::: TEXT EXCERPT :::
Hospital Discharge Team
A major source of confusion and frustration for carers. They coordinate discharge planning, equipment, and care packages.
Nursing and Home‑Visiting Teams
DN (District Nurse)
Community nurses who visit at home. They handle wound care, catheters, injections, and end‑of‑life support. They were my lifeline — practical, calm, and unafraid of the realities of late dementia.
District Nursing Team / Frailty Team
A multidisciplinary team supporting people with complex needs. They appear when needed, speak a language of their own, but can easily speak yours. They also include the senior nurses who set up and monitor syringe drivers (drug‑drivers) at end of life.
ANP (Advanced Nurse Practitioner)
A highly trained nurse who can diagnose, prescribe, and manage care. Often the most accessible professional in a GP practice or community mental health team. Our ANP was also a consultant nurse — she led Lynn’s Continuing Healthcare (CHC) funding application and coordinated complex care.
Therapy and Specialist Roles
OT (Occupational Therapist)
Not about jobs. They assess safety, equipment, and how to adapt the home. I misunderstood their role at first — they are about enabling daily life, not employment.
Physiotherapist
Supports mobility, strength, and safe movement. In late‑stage dementia, they often focus on comfort, positioning, and preventing pain. Part of the home‑visiting team in our final months.
SLT (Speech and Language Therapist)
Not about speech in late dementia. They assess swallowing, eating, drinking, and communication. I declined a referral because I didn’t know this — a mistake I wouldn’t make again.
Palliative and End‑of‑Life Roles
Hospice / Hospice‑style care (at home)
What it is: A team or approach focused on comfort, dignity, and symptom management in the last weeks or days of life. Increasingly, “hospice” is used in the UK to describe a style of care delivered at home, not just a building or inpatient unit.
::: GIVEN DATA :::
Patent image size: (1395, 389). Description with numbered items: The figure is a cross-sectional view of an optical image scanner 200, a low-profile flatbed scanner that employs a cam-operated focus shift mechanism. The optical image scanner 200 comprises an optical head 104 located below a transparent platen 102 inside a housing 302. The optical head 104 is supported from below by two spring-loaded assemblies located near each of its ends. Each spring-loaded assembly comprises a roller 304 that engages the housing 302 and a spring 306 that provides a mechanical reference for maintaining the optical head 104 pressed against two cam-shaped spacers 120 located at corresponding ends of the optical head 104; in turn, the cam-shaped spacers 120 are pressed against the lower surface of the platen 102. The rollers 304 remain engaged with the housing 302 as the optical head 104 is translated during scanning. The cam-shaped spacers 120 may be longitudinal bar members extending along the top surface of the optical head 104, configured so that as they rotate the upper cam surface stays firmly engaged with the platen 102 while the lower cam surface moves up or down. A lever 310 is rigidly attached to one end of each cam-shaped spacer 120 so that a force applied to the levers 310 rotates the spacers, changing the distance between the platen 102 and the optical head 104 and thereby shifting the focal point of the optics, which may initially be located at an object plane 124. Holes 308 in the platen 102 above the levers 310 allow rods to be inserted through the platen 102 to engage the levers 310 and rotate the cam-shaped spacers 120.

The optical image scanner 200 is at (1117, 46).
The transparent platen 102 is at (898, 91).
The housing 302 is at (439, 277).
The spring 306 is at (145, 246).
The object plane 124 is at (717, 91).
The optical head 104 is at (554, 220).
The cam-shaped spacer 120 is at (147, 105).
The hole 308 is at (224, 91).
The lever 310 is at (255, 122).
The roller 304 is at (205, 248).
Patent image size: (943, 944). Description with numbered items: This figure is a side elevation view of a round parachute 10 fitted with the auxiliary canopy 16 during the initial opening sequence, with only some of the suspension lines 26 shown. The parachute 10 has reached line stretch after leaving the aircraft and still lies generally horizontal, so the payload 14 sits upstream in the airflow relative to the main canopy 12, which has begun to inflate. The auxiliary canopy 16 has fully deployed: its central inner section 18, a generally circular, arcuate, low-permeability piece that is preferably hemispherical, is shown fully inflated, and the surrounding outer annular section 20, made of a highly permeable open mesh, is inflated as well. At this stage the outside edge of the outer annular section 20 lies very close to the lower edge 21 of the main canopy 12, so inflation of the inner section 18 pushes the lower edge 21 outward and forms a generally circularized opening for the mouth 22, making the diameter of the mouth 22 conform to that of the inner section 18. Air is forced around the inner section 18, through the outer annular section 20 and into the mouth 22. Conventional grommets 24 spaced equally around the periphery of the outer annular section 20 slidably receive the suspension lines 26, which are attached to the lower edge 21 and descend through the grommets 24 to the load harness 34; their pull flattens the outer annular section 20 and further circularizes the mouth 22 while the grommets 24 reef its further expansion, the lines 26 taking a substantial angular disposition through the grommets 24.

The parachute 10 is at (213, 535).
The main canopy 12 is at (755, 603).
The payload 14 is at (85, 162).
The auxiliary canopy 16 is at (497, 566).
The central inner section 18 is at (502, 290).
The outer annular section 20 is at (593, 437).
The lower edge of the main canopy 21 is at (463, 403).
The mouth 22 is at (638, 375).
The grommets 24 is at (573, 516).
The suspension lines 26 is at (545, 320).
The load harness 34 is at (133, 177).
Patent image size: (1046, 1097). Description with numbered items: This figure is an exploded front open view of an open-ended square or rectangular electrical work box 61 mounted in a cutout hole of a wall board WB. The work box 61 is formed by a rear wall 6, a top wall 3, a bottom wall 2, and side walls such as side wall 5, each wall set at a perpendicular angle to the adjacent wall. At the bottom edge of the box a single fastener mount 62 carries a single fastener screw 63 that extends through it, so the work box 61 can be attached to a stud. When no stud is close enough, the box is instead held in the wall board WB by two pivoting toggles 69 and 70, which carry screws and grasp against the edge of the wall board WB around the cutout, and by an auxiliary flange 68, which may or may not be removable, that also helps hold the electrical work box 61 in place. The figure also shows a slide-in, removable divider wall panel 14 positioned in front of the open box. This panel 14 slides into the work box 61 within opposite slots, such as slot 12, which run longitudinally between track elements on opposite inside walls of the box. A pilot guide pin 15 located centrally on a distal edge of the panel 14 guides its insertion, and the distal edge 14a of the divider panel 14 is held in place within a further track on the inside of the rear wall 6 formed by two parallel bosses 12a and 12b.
:::
* WORK REQUIRED
In the care roles glossary, what does a Speech and Language Therapist assess in late dementia?

* WRITTEN RESPONSE
Swallowing, eating, drinking, and communication.